Dataset rows about figures
▼▼▼
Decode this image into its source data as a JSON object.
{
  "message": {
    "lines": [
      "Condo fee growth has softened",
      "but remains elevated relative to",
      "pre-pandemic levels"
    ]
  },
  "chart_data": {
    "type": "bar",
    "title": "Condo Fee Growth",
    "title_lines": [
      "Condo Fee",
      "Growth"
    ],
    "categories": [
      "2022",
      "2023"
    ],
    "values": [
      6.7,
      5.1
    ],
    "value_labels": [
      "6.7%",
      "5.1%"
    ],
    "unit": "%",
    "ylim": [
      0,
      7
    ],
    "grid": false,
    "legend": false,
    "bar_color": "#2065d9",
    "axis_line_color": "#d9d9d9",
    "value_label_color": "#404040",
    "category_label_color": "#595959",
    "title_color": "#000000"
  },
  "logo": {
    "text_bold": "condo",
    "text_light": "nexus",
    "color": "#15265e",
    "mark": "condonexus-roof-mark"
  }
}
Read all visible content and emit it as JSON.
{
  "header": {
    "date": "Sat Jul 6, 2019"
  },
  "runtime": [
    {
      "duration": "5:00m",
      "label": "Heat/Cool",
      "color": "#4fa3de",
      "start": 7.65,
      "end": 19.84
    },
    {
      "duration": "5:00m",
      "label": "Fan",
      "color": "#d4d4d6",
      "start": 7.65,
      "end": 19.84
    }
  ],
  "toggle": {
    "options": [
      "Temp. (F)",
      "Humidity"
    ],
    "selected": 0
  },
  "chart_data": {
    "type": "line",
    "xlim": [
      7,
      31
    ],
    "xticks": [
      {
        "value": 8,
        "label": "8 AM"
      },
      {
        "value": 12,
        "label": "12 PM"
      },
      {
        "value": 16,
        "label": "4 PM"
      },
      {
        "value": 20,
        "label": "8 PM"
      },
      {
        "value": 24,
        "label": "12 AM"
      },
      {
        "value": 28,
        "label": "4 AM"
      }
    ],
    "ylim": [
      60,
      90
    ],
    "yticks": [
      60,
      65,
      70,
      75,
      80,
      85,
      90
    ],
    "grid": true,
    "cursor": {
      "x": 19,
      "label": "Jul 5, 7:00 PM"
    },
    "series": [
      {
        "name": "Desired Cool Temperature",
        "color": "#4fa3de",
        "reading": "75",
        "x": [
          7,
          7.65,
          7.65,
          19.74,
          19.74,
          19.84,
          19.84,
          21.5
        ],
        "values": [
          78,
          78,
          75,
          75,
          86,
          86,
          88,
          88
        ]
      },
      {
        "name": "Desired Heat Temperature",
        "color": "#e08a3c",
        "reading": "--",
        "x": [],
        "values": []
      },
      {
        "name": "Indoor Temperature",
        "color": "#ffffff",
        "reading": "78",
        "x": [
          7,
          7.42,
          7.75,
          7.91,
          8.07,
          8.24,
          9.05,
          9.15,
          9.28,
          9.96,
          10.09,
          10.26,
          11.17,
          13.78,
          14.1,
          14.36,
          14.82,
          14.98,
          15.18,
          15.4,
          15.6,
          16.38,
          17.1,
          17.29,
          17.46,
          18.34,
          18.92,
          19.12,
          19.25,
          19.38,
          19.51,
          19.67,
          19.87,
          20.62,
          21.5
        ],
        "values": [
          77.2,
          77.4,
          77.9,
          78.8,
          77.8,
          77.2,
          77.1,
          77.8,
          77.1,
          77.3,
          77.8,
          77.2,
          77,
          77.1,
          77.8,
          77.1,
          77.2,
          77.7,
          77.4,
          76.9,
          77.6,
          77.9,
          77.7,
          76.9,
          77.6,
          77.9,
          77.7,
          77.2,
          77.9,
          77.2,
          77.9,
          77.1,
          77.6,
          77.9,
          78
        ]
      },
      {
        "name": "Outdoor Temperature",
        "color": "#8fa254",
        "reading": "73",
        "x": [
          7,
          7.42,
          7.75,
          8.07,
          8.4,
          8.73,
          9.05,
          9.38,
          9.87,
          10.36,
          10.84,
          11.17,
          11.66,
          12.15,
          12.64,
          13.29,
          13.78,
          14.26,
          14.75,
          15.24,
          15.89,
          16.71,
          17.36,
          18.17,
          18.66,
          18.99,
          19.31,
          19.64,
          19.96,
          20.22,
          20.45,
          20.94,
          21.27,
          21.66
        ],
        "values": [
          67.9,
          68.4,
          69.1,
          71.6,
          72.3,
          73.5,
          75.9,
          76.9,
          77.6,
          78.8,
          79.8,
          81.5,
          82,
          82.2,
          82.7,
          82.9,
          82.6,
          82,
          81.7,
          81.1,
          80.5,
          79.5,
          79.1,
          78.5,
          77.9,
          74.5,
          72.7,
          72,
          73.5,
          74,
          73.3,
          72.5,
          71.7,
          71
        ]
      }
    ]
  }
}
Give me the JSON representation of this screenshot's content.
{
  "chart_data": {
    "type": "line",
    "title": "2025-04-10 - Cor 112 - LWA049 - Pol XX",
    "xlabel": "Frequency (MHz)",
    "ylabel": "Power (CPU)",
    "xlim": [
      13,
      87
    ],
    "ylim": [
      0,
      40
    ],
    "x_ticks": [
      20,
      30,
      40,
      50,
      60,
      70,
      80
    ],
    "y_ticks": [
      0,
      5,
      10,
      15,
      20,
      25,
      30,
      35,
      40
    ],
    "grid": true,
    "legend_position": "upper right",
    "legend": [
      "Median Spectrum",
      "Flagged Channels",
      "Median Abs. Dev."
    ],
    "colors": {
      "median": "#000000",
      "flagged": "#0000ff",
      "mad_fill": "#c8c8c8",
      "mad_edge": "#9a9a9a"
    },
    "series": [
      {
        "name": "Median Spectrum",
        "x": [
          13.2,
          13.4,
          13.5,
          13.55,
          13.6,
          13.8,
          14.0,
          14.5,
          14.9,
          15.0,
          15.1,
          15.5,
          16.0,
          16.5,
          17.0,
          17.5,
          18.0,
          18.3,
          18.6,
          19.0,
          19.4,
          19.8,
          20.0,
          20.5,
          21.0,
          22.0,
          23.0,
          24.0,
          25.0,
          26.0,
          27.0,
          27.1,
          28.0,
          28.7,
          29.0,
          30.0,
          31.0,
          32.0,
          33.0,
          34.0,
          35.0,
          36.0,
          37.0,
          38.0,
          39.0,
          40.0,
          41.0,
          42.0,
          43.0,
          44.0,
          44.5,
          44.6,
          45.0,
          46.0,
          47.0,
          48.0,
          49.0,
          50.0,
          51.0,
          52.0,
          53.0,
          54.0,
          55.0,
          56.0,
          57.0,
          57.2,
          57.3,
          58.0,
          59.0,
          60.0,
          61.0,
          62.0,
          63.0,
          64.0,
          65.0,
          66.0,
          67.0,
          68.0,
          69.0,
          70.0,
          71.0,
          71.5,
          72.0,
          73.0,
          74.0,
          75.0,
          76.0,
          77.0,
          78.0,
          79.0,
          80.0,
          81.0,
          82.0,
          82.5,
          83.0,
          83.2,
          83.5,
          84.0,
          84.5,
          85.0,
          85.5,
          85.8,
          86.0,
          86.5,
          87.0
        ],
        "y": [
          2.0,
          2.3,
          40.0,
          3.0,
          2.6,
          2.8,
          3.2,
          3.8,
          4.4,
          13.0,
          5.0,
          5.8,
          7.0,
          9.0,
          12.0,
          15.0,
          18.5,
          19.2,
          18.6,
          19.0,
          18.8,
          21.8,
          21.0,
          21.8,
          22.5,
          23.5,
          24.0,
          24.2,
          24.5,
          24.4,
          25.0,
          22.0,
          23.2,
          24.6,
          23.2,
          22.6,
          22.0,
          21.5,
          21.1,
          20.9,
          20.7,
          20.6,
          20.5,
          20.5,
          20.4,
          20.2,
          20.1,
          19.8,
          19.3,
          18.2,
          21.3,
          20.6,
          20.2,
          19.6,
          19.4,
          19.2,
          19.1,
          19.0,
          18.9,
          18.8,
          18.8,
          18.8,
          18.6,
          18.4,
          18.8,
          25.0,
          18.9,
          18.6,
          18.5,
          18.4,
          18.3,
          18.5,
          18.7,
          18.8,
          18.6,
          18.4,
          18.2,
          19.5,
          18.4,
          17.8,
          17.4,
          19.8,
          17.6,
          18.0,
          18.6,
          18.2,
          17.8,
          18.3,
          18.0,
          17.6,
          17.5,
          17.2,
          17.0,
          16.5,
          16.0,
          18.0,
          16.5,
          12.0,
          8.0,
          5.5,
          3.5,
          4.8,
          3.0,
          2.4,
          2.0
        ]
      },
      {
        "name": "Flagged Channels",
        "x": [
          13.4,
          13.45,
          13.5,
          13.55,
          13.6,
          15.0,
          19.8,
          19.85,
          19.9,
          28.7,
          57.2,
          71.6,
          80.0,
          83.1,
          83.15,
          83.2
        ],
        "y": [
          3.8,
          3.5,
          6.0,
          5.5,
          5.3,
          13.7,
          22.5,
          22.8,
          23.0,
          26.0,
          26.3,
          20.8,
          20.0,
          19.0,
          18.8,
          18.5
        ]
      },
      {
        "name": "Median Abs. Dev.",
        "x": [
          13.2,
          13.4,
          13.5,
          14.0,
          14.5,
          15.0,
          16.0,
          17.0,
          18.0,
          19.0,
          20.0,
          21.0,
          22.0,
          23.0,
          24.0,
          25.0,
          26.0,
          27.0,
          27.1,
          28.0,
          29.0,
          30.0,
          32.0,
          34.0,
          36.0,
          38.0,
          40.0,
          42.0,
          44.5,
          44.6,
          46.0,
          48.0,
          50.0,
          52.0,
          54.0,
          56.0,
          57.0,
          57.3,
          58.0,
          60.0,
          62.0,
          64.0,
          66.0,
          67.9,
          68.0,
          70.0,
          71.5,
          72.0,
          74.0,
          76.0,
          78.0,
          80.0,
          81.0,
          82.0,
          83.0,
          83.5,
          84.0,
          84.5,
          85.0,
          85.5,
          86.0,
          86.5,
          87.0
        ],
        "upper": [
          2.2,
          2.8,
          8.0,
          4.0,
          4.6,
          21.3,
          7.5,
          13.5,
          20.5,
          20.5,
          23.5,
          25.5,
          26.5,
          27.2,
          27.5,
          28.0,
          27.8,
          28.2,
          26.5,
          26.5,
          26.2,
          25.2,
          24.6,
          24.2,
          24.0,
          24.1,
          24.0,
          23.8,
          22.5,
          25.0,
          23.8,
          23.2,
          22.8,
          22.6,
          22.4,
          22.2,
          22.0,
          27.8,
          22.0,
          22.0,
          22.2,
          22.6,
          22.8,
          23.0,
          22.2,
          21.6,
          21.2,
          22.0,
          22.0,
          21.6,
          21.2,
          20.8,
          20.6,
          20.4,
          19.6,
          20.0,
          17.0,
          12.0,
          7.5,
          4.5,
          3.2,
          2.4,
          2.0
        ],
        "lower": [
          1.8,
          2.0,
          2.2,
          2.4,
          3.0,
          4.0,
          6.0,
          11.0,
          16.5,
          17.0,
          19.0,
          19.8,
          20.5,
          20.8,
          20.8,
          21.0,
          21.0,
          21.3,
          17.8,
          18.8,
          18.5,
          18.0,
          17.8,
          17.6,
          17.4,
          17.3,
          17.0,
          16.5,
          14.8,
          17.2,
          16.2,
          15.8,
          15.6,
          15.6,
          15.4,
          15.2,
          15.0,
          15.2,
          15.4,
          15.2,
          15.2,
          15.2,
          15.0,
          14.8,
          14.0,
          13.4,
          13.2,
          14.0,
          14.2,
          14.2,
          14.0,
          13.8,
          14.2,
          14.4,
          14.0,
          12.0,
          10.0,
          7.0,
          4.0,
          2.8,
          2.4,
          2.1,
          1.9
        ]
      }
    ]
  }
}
▲▲▲
Problem
Search the data for "Desired". Copy every matching line.

The answer
        "name": "Desired Cool Temperature",
        "name": "Desired Heat Temperature",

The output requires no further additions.